Find all lines in the listing that include the word "国盛证券研究所", then copy them.

··· Source material ···

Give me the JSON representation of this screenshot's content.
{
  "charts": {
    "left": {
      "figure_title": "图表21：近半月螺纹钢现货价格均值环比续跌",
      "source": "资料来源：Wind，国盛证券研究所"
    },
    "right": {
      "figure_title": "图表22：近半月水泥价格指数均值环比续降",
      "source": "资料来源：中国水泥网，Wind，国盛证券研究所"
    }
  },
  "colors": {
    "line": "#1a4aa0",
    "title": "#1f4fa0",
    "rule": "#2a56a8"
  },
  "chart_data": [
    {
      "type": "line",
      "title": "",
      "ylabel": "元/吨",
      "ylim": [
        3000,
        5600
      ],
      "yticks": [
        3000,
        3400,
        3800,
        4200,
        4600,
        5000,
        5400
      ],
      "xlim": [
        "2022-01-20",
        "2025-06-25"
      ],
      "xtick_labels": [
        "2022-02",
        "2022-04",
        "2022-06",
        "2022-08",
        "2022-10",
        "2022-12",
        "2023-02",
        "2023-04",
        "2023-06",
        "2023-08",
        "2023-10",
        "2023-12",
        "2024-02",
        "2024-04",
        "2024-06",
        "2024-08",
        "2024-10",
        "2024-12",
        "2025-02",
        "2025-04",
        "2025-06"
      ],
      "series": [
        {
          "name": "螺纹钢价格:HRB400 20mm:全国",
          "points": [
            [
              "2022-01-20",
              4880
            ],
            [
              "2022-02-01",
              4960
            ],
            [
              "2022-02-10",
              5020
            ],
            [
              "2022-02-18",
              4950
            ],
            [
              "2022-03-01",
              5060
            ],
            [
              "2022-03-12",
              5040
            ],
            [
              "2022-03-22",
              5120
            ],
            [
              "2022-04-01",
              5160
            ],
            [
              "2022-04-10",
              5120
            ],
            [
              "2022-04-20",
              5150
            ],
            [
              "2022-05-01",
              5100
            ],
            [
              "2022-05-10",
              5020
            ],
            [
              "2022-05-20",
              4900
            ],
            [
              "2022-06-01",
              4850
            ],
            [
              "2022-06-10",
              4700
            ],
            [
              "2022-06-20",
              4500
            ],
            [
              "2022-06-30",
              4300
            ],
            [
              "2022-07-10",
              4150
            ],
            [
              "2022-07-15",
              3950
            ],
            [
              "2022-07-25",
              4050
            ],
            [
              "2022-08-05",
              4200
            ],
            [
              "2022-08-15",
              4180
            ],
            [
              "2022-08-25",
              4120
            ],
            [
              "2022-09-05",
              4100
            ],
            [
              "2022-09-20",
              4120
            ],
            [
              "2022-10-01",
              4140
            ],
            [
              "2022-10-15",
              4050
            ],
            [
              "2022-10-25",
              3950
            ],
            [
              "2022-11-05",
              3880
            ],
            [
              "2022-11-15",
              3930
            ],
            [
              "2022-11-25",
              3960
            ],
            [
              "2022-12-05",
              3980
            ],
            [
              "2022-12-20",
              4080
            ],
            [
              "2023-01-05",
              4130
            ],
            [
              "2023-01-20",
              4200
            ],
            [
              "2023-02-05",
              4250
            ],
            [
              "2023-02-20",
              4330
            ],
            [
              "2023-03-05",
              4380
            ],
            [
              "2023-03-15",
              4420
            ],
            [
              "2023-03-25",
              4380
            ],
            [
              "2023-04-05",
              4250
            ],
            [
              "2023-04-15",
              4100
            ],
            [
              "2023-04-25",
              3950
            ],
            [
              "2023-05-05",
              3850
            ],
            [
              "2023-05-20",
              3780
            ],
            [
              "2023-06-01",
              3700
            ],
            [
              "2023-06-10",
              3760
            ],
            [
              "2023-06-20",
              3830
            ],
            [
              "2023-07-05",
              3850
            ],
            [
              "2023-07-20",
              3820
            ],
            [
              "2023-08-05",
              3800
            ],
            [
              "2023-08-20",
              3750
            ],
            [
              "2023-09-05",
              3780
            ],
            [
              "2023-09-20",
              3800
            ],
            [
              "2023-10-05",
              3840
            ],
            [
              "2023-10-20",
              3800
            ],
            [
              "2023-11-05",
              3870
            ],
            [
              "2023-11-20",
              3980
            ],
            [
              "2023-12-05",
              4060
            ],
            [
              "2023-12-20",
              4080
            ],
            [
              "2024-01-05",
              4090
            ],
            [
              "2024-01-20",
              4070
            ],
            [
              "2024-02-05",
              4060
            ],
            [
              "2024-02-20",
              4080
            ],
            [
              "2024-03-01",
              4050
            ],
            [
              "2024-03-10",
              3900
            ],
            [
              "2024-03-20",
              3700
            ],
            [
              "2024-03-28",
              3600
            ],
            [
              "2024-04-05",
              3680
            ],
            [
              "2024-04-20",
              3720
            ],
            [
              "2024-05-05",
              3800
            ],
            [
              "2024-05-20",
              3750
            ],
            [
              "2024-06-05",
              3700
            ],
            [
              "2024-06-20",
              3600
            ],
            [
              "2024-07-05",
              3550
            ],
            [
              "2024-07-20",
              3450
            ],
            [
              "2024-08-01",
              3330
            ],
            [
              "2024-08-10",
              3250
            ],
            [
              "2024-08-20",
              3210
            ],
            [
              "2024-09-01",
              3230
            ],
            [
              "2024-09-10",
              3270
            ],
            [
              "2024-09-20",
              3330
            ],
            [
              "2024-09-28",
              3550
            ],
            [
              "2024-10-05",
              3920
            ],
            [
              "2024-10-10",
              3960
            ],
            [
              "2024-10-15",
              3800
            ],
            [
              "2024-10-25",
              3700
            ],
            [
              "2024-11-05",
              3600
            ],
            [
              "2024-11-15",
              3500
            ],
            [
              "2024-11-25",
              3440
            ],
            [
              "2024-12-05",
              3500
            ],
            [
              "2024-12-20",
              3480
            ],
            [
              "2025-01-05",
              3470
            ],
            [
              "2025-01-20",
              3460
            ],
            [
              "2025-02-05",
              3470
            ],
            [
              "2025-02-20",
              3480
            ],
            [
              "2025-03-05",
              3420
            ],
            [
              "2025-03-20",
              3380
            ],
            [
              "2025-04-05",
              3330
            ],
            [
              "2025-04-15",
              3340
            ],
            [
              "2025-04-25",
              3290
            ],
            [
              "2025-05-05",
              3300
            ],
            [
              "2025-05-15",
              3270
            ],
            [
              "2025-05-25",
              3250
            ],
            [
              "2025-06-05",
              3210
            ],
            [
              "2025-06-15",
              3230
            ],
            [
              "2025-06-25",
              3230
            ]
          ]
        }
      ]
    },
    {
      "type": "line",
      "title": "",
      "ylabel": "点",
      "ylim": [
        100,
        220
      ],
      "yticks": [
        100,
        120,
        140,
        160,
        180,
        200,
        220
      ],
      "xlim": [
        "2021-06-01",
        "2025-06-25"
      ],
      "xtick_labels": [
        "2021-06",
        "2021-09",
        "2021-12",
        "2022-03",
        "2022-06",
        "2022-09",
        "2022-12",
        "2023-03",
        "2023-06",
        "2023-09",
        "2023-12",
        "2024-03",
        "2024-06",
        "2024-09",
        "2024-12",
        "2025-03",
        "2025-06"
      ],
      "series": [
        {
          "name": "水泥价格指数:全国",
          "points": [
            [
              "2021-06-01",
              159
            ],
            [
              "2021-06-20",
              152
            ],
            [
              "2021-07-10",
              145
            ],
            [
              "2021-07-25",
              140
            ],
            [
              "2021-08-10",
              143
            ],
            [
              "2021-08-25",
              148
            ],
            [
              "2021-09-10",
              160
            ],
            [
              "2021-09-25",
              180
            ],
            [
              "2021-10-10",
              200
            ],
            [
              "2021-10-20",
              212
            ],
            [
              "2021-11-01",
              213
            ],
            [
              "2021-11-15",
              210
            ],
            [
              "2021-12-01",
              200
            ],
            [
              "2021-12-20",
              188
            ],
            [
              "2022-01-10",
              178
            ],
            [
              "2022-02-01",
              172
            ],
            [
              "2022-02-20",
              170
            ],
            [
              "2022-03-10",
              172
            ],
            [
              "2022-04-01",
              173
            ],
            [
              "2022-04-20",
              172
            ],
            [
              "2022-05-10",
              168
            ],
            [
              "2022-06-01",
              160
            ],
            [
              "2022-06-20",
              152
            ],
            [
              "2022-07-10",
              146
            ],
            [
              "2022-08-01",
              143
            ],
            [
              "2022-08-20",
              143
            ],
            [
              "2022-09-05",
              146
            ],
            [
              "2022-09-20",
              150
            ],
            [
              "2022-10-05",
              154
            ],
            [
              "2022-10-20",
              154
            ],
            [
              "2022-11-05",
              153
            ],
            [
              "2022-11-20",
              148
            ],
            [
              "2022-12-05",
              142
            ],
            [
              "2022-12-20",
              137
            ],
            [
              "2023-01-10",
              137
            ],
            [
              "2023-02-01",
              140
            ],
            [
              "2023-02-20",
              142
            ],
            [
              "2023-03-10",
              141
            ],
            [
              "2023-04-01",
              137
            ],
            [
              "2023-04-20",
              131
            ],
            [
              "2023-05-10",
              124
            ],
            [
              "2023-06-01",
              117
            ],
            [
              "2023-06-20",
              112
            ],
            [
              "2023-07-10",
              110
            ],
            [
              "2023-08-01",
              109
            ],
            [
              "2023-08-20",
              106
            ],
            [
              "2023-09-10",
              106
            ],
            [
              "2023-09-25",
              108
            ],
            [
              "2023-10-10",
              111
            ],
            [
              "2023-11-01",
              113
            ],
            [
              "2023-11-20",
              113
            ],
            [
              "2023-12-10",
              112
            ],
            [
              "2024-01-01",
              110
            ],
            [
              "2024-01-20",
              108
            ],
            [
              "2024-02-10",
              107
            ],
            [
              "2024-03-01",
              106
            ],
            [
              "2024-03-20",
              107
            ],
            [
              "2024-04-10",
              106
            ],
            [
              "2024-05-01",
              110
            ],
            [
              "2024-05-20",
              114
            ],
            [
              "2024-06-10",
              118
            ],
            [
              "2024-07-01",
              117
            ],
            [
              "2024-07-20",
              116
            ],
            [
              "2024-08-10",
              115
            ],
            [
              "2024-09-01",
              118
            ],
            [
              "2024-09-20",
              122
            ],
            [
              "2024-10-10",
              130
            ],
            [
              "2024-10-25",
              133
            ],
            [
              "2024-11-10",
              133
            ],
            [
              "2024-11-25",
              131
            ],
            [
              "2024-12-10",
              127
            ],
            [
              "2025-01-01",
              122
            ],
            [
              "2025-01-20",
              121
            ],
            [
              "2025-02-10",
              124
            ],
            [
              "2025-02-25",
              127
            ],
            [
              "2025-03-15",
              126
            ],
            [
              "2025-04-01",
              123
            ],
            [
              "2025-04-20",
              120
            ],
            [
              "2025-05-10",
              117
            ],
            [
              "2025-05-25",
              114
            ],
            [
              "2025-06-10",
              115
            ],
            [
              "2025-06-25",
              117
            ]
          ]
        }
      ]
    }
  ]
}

···

• _Worked solution_
      "source": "资料来源：Wind，国盛证券研究所"
      "source": "资料来源：中国水泥网，Wind，国盛证券研究所"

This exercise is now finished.